▶ **Problem to work on**:
Each line of the material below that holds the word "ہوئے" needs to be copied.

......

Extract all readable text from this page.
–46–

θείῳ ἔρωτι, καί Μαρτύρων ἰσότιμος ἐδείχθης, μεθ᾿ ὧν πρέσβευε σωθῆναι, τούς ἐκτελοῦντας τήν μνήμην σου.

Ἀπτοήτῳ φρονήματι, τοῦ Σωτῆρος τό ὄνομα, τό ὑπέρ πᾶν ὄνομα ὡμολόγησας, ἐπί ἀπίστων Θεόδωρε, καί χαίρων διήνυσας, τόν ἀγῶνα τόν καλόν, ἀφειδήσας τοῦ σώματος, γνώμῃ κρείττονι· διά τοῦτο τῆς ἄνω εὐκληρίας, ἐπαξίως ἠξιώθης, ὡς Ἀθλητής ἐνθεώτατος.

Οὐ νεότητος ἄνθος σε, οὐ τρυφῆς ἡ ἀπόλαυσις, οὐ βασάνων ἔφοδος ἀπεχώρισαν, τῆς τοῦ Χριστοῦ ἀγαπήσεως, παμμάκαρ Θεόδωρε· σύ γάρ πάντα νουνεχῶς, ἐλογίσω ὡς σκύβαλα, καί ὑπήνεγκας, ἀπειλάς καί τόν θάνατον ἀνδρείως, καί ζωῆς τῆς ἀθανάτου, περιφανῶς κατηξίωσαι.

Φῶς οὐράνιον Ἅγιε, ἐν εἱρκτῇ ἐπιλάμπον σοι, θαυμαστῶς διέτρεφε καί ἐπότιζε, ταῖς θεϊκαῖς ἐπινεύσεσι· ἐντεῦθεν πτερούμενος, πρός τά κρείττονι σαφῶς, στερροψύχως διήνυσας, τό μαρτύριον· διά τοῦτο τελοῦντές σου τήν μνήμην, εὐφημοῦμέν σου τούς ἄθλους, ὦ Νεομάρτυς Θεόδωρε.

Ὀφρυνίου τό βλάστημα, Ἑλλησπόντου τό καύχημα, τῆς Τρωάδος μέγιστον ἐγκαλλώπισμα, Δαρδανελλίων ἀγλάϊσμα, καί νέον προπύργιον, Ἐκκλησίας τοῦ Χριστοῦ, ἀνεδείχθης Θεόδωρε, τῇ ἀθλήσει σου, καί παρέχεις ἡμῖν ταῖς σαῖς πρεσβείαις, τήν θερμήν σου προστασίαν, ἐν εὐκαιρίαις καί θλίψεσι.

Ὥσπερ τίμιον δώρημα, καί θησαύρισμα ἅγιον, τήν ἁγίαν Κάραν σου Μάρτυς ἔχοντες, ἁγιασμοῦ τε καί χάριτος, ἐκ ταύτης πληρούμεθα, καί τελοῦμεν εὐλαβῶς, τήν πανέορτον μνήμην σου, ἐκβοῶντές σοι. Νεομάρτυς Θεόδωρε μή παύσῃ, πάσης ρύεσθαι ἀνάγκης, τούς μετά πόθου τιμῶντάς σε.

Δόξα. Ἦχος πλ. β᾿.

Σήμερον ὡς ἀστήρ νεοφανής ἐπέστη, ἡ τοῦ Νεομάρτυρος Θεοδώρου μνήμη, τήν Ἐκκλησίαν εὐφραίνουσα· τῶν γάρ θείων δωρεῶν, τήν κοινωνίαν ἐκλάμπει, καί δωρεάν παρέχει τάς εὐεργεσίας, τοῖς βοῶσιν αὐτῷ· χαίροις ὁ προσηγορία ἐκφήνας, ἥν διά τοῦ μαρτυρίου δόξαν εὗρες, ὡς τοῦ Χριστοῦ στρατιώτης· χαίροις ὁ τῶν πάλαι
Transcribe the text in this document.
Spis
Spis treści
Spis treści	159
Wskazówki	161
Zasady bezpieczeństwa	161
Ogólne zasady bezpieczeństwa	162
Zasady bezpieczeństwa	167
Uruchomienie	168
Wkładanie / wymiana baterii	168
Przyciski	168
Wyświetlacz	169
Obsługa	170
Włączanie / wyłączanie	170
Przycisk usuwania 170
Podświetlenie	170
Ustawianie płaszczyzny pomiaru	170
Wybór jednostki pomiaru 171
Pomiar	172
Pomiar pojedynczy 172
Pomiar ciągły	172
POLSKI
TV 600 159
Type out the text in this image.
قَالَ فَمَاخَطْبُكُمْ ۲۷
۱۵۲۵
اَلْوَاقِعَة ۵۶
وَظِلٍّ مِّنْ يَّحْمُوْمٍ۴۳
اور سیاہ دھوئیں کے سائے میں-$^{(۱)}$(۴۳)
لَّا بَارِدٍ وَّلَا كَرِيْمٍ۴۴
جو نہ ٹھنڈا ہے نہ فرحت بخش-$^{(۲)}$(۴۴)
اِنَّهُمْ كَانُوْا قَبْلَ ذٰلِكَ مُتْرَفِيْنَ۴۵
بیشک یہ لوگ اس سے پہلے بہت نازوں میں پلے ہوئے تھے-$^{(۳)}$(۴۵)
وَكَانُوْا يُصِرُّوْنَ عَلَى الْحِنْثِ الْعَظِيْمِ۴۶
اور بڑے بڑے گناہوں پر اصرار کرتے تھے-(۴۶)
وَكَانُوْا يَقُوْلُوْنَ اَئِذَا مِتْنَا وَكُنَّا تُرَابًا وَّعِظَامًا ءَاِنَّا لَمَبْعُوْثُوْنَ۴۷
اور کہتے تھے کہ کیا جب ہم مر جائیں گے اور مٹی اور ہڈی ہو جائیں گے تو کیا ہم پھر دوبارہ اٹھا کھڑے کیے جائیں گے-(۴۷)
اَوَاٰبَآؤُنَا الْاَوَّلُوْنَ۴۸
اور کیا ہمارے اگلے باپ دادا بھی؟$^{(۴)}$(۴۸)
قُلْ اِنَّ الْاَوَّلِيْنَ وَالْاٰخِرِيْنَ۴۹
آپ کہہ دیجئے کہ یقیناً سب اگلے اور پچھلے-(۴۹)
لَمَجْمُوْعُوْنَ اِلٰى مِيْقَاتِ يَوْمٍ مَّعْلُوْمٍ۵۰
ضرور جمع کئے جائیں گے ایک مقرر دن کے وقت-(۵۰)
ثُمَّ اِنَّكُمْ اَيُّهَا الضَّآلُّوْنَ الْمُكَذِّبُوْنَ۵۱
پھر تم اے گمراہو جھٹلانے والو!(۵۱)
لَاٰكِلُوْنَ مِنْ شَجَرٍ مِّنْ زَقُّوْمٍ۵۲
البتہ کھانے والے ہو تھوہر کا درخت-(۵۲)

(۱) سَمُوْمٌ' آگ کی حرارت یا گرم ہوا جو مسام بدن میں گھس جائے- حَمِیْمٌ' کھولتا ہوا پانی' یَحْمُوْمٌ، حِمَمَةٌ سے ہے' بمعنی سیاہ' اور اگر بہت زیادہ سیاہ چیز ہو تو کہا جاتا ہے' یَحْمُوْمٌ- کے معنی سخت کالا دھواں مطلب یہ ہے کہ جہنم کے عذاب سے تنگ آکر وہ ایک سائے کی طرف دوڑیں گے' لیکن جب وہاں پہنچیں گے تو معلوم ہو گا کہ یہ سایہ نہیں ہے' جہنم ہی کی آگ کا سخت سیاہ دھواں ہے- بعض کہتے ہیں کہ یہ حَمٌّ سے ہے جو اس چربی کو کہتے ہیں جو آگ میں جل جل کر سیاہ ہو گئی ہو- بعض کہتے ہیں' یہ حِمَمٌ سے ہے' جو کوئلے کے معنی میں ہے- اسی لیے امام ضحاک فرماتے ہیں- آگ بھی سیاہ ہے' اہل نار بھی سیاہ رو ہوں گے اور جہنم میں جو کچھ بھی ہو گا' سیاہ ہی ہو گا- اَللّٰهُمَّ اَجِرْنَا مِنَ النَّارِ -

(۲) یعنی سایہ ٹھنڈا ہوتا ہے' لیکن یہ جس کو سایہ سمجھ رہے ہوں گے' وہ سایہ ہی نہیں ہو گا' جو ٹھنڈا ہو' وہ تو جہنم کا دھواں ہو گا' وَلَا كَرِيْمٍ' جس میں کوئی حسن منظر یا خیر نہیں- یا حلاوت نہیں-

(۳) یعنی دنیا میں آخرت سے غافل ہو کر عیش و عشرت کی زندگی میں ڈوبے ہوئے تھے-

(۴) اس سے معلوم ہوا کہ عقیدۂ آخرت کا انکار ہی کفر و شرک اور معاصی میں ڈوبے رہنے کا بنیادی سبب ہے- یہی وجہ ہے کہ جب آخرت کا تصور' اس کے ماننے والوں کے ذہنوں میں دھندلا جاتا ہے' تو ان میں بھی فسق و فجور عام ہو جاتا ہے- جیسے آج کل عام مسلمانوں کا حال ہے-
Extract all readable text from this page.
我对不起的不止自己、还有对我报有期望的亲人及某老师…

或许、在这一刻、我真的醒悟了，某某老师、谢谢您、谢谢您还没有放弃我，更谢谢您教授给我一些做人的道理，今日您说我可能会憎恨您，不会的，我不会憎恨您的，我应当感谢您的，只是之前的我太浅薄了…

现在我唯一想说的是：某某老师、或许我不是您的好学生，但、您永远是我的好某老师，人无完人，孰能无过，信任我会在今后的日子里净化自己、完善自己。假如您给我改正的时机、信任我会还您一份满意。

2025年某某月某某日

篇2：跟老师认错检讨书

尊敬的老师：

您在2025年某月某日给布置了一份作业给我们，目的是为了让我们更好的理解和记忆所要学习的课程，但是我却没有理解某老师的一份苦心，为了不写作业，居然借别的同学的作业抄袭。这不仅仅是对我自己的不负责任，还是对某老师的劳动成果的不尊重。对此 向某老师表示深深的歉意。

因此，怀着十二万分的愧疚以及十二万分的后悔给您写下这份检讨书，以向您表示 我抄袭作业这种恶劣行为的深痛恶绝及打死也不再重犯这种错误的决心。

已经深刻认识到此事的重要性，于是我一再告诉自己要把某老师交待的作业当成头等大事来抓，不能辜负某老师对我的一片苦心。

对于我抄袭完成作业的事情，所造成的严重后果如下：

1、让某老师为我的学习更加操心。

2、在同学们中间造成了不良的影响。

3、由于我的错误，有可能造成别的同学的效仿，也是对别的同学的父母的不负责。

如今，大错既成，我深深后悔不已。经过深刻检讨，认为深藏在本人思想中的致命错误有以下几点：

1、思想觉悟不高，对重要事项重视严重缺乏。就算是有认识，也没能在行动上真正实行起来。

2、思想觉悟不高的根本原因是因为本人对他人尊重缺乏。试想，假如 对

......

▶ **Answer to the task**:
بیشک یہ لوگ اس سے پہلے بہت نازوں میں پلے ہوئے تھے-$^{(۳)}$(۴۵)
(۳) یعنی دنیا میں آخرت سے غافل ہو کر عیش و عشرت کی زندگی میں ڈوبے ہوئے تھے-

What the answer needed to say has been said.